> _WRITTEN REQUEST_
Extract each line holding the word "back" from the entries.

> _INPUT_

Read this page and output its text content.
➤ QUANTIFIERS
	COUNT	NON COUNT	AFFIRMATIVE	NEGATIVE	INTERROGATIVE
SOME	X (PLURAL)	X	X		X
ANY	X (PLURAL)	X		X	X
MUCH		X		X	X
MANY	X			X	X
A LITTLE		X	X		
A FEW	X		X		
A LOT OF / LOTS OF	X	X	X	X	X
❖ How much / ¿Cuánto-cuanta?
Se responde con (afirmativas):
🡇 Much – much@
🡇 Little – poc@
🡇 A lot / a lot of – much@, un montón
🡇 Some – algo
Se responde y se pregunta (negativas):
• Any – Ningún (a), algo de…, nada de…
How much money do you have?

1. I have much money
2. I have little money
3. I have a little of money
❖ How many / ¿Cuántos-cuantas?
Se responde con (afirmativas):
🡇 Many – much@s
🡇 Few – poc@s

* * *

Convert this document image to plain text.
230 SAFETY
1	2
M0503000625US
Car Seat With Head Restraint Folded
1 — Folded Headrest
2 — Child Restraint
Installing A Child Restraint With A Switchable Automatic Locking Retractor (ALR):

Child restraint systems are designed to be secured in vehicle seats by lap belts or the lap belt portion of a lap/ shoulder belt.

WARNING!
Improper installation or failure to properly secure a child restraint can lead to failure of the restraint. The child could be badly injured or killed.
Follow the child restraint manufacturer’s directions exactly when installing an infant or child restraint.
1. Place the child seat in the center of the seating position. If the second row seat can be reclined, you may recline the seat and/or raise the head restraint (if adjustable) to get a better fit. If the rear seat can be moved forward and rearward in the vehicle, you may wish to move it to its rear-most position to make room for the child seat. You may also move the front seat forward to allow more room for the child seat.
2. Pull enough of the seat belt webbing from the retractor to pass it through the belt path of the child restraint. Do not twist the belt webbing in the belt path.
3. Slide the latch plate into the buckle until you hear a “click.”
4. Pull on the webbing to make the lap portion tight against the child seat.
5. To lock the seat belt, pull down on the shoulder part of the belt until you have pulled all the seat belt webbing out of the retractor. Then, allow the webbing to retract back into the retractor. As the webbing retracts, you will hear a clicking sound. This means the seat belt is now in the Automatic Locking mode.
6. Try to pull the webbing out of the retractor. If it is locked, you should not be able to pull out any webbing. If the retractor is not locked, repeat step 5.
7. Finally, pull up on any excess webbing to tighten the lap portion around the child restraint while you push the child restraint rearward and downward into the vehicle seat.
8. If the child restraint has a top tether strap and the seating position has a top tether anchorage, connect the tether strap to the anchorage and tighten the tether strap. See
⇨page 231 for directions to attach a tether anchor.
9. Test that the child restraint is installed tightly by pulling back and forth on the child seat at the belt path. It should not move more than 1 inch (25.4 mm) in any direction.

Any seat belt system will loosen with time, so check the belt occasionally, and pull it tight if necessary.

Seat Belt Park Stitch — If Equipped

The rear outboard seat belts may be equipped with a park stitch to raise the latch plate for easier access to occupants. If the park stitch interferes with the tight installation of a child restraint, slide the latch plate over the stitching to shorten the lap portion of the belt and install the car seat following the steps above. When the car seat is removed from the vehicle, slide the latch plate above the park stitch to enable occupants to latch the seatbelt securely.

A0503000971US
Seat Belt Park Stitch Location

--

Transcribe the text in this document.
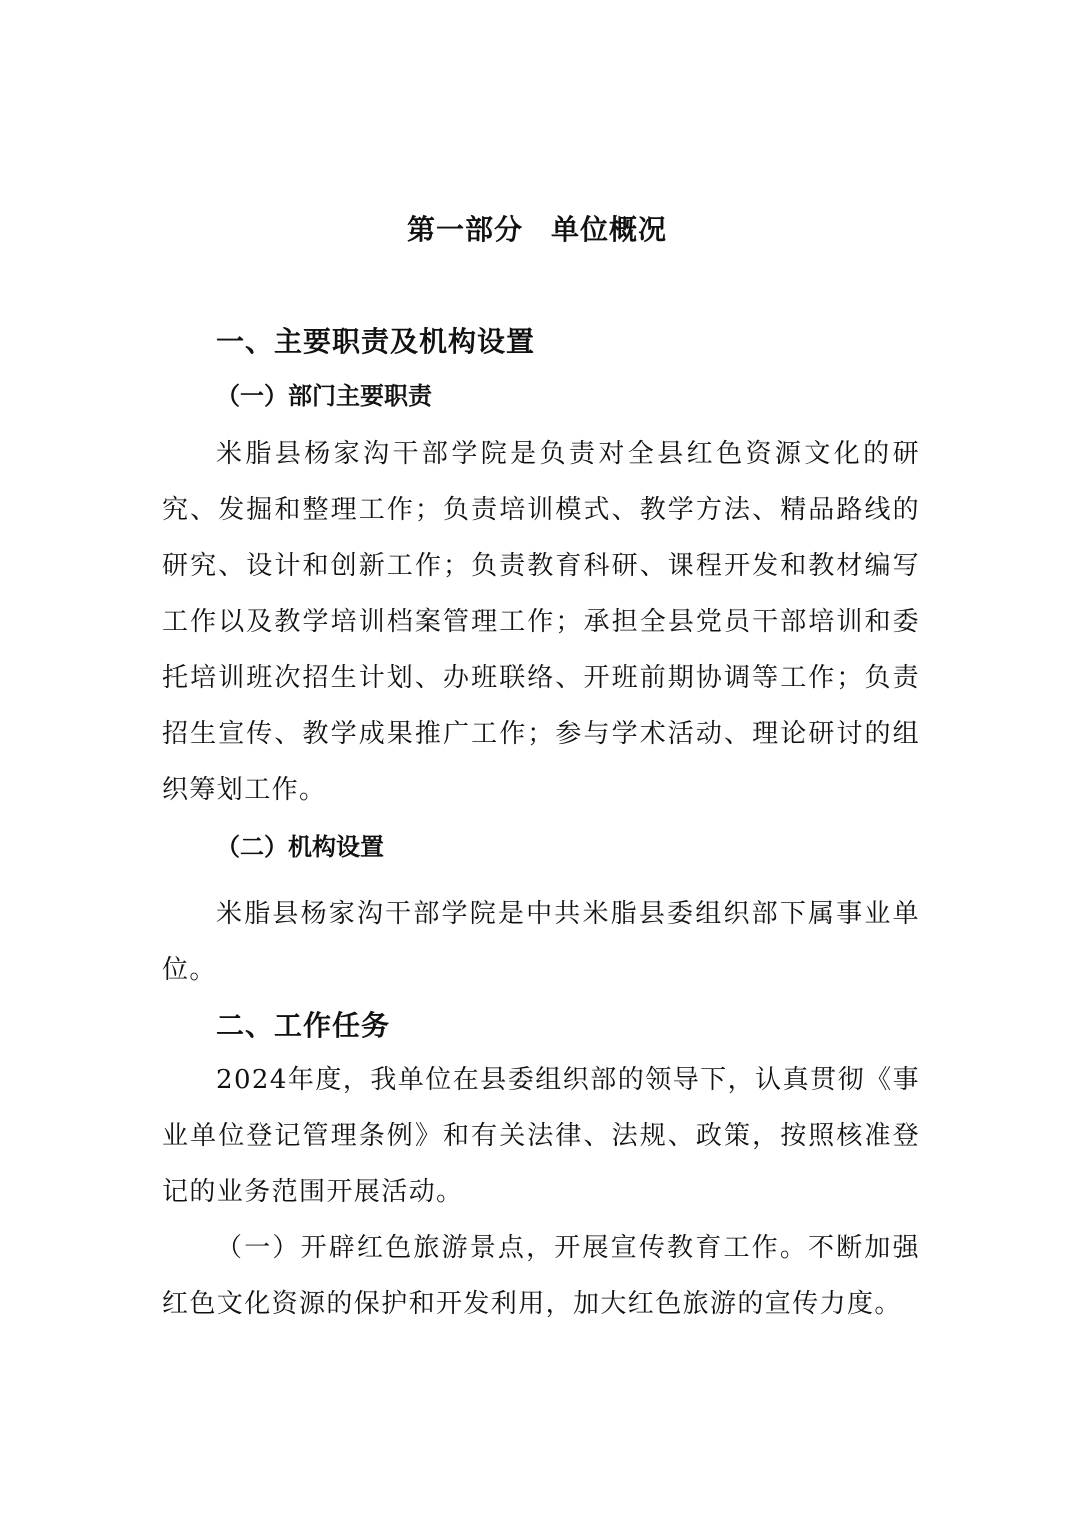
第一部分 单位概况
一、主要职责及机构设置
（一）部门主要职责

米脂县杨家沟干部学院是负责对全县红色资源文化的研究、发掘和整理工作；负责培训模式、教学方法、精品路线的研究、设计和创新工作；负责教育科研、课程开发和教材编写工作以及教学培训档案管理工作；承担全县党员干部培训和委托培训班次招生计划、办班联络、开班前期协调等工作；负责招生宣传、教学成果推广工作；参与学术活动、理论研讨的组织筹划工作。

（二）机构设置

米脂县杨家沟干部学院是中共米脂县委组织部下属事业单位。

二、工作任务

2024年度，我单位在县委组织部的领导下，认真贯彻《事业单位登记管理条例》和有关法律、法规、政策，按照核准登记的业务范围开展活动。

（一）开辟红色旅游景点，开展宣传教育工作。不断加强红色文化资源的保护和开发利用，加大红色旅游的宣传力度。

> _WRITTEN REPLY_
5. To lock the seat belt, pull down on the shoulder part of the belt until you have pulled all the seat belt webbing out of the retractor. Then, allow the webbing to retract back into the retractor. As the webbing retracts, you will hear a clicking sound. This means the seat belt is now in the Automatic Locking mode.
9. Test that the child restraint is installed tightly by pulling back and forth on the child seat at the belt path. It should not move more than 1 inch (25.4 mm) in any direction.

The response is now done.